• Exercise brief:
Each line below should be retyped exactly, with no pictures.
═════ Available data
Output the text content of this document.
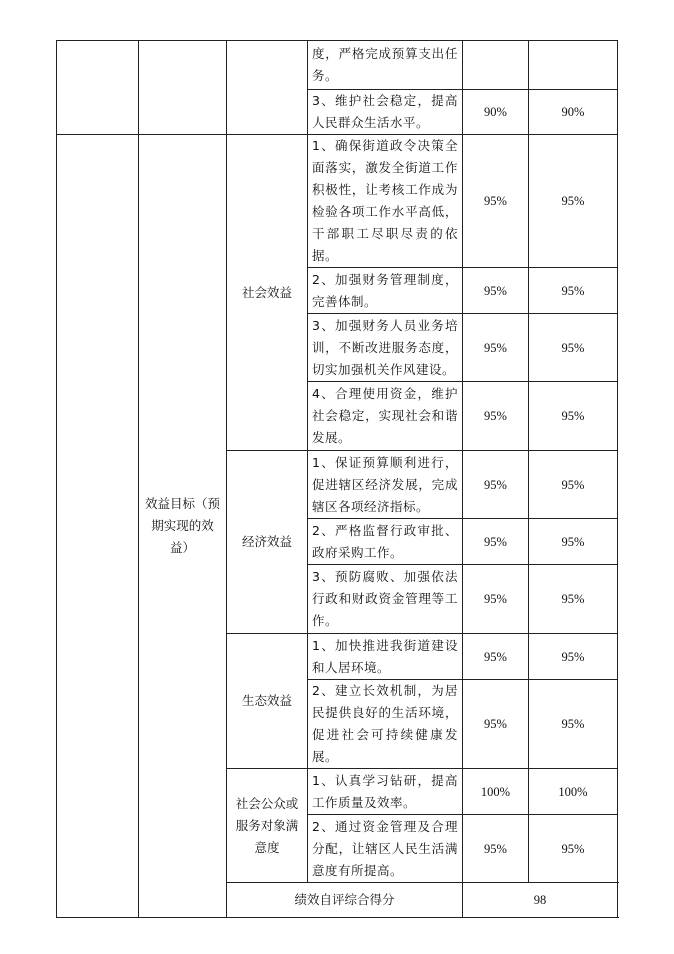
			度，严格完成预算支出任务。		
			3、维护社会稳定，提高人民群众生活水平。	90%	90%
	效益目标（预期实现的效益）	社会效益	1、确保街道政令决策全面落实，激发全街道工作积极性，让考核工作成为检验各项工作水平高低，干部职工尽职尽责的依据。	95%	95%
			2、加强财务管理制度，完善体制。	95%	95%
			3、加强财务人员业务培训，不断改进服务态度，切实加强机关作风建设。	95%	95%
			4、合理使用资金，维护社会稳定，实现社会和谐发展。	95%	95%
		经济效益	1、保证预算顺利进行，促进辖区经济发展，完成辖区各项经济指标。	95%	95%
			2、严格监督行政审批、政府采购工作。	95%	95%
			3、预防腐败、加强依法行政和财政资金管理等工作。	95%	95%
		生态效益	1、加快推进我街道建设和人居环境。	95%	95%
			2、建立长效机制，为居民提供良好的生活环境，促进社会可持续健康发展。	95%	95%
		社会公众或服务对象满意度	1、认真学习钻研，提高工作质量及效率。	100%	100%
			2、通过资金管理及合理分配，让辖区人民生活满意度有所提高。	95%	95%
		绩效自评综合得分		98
══════════
• The output:
Output the text content of this document.
			度，严格完成预算支出任务。		
			3、维护社会稳定，提高人民群众生活水平。	90%	90%
	效益目标（预期实现的效益）	社会效益	1、确保街道政令决策全面落实，激发全街道工作积极性，让考核工作成为检验各项工作水平高低，干部职工尽职尽责的依据。	95%	95%
			2、加强财务管理制度，完善体制。	95%	95%
			3、加强财务人员业务培训，不断改进服务态度，切实加强机关作风建设。	95%	95%
			4、合理使用资金，维护社会稳定，实现社会和谐发展。	95%	95%
		经济效益	1、保证预算顺利进行，促进辖区经济发展，完成辖区各项经济指标。	95%	95%
			2、严格监督行政审批、政府采购工作。	95%	95%
			3、预防腐败、加强依法行政和财政资金管理等工作。	95%	95%
		生态效益	1、加快推进我街道建设和人居环境。	95%	95%
			2、建立长效机制，为居民提供良好的生活环境，促进社会可持续健康发展。	95%	95%
		社会公众或服务对象满意度	1、认真学习钻研，提高工作质量及效率。	100%	100%
			2、通过资金管理及合理分配，让辖区人民生活满意度有所提高。	95%	95%
		绩效自评综合得分		98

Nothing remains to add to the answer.